→ **What the exercise asks**
Find the word "content" in the listing; pull out each line holding it.

(Data entries for graphics)

===

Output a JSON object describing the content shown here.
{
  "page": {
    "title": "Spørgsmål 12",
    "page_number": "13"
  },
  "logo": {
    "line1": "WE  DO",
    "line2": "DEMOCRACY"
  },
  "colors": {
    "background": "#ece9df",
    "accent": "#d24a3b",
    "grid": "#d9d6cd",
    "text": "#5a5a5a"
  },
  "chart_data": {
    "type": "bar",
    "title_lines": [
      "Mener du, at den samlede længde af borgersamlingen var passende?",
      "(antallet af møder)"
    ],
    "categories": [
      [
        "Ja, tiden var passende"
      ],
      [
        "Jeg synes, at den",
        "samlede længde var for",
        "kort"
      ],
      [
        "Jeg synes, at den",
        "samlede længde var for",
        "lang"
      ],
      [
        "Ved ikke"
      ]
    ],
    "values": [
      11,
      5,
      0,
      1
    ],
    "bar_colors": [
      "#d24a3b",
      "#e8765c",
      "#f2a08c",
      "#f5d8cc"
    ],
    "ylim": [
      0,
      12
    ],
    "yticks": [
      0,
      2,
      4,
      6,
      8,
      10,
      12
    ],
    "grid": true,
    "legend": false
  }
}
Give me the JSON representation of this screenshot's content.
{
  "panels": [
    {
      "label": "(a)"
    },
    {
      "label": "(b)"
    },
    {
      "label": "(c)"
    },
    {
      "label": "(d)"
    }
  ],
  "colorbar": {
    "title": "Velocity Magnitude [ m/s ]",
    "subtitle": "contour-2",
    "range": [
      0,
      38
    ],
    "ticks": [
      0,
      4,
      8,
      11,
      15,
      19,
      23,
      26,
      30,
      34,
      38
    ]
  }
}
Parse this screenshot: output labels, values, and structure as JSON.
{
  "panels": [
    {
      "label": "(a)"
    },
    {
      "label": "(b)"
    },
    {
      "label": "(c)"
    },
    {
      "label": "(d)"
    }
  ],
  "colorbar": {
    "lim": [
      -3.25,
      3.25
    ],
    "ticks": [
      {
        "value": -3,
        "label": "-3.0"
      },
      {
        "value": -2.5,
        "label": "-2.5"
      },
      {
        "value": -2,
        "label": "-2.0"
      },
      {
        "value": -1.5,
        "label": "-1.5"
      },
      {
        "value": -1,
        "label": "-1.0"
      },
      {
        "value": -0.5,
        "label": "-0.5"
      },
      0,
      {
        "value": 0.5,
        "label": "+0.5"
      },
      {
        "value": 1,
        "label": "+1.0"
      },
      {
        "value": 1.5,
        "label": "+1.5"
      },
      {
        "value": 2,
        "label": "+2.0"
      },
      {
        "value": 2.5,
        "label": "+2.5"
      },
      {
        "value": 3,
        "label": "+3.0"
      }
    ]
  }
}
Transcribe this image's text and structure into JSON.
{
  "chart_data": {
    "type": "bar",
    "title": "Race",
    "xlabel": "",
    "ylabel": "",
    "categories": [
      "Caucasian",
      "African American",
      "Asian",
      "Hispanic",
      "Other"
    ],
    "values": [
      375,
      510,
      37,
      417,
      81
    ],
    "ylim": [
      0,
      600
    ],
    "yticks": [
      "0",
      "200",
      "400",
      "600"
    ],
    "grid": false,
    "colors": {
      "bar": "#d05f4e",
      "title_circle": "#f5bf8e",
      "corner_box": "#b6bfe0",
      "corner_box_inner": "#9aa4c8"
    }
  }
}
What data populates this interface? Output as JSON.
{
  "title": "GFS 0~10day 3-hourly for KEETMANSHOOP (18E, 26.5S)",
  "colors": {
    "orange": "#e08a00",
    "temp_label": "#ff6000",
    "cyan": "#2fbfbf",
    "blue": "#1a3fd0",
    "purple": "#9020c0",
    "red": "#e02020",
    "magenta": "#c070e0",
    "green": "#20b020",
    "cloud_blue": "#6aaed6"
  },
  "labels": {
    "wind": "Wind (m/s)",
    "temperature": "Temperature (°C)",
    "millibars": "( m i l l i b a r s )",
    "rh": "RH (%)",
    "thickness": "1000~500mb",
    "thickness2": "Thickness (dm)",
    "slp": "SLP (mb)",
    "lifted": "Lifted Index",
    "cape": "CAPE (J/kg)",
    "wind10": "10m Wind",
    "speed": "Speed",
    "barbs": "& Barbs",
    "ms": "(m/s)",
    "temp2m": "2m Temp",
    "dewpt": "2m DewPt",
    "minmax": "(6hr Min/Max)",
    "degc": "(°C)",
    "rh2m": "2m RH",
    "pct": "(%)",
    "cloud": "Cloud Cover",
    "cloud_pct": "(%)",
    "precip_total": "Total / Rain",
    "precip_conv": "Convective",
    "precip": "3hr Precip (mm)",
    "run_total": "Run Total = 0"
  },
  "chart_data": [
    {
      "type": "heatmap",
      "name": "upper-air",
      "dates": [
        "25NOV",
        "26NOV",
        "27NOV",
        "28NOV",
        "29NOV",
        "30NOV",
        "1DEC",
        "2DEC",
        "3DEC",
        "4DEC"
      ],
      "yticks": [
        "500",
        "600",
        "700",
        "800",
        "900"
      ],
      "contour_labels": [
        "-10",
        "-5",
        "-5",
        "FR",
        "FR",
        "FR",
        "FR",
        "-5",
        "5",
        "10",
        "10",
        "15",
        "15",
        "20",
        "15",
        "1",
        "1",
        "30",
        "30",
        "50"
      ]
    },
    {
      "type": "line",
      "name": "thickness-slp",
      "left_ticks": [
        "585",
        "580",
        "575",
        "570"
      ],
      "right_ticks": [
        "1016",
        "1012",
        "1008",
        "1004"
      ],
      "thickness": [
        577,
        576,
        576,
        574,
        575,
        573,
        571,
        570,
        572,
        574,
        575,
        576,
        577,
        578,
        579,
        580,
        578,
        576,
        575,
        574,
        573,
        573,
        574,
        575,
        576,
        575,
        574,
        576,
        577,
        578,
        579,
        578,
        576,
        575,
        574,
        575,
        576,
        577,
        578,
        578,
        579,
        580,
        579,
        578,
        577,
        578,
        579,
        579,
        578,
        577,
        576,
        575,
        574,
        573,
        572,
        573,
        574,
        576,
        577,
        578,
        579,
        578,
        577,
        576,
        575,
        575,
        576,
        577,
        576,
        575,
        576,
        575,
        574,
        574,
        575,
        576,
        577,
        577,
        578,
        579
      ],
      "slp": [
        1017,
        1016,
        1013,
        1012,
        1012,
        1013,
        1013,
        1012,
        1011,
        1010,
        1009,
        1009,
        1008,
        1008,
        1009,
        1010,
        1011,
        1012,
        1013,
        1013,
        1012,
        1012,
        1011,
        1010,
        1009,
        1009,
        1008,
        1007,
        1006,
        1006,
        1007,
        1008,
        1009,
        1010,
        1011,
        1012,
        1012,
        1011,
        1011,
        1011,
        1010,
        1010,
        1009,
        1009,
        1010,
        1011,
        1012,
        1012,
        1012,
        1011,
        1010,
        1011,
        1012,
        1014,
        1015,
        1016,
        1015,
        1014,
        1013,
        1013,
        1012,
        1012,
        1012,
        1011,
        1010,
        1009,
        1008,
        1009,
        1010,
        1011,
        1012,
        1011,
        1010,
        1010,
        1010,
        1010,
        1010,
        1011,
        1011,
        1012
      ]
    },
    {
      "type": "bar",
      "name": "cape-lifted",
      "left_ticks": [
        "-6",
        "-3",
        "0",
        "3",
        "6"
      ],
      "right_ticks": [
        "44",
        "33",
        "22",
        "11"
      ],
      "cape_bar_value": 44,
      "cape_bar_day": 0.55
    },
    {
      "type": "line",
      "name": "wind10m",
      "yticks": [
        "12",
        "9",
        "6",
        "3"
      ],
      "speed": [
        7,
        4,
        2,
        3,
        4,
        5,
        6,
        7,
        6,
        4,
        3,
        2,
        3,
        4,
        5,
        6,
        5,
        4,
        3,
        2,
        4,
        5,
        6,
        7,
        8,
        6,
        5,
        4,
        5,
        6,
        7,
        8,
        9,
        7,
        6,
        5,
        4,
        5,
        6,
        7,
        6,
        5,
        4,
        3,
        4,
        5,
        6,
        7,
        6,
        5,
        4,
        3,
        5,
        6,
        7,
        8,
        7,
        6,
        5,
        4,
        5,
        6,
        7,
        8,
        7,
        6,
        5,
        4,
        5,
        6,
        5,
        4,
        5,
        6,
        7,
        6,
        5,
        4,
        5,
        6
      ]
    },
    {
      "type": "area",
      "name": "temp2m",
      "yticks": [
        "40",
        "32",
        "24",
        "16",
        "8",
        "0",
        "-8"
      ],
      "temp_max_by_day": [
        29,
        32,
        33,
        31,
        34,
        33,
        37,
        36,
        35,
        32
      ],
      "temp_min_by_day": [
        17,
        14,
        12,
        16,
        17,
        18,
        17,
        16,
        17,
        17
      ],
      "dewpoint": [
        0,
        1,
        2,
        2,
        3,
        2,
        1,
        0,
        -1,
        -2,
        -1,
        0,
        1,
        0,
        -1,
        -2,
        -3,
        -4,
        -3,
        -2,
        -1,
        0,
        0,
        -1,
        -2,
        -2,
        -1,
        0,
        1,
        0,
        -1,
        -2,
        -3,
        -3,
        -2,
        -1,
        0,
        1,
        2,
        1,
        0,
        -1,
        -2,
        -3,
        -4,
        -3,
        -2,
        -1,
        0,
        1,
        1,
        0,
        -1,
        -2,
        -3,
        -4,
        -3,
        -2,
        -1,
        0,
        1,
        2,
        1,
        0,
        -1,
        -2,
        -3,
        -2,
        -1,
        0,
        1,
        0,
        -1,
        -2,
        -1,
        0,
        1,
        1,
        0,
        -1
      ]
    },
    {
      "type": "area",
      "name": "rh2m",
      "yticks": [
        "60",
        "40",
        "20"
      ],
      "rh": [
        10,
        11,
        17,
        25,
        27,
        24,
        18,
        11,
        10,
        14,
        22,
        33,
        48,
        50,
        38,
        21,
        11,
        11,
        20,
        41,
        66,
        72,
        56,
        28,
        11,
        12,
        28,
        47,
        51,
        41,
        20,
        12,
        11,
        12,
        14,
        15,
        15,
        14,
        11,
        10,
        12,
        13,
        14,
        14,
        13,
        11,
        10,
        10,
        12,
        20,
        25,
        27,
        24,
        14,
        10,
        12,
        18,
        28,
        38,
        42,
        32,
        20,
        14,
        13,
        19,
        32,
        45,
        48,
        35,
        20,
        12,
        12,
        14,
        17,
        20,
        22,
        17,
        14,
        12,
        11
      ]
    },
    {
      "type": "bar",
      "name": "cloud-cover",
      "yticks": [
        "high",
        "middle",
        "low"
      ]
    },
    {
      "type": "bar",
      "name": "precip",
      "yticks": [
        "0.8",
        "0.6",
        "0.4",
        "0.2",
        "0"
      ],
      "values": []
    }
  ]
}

===

→ **Solution to this problem**
Output a JSON object describing the content shown here.
Give me the JSON representation of this screenshot's content.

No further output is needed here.